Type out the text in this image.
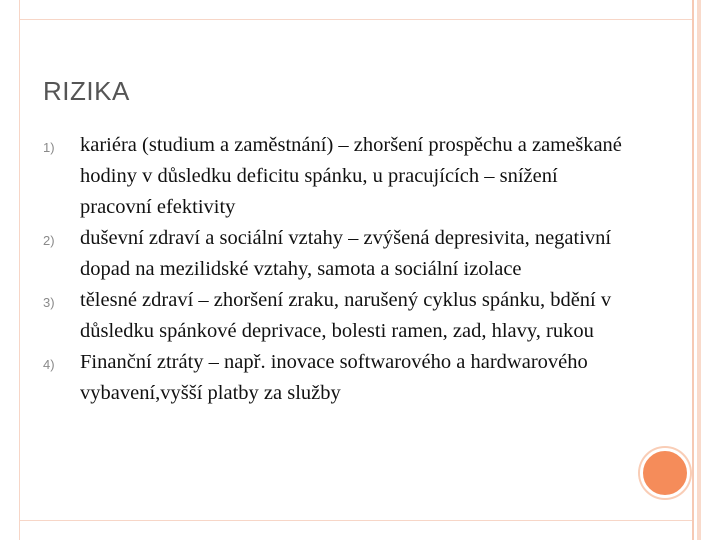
RIZIKA
1) kariéra (studium a zaměstnání) – zhoršení prospěchu a zameškané hodiny v důsledku deficitu spánku, u pracujících – snížení pracovní efektivity
2) duševní zdraví a sociální vztahy – zvýšená depresivita, negativní dopad na mezilidské vztahy, samota a sociální izolace
3) tělesné zdraví – zhoršení zraku, narušený cyklus spánku, bdění v důsledku spánkové deprivace, bolesti ramen, zad, hlavy, rukou
4) Finanční ztráty – např. inovace softwarového a hardwarového vybavení,vyšší platby za služby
----
**Task requirements**
Output the records above exactly as they are, leaving out the pictures.

**Exercise response**
Type out the text in this image.
RIZIKA
1) kariéra (studium a zaměstnání) – zhoršení prospěchu a zameškané hodiny v důsledku deficitu spánku, u pracujících – snížení pracovní efektivity
2) duševní zdraví a sociální vztahy – zvýšená depresivita, negativní dopad na mezilidské vztahy, samota a sociální izolace
3) tělesné zdraví – zhoršení zraku, narušený cyklus spánku, bdění v důsledku spánkové deprivace, bolesti ramen, zad, hlavy, rukou
4) Finanční ztráty – např. inovace softwarového a hardwarového vybavení,vyšší platby za služby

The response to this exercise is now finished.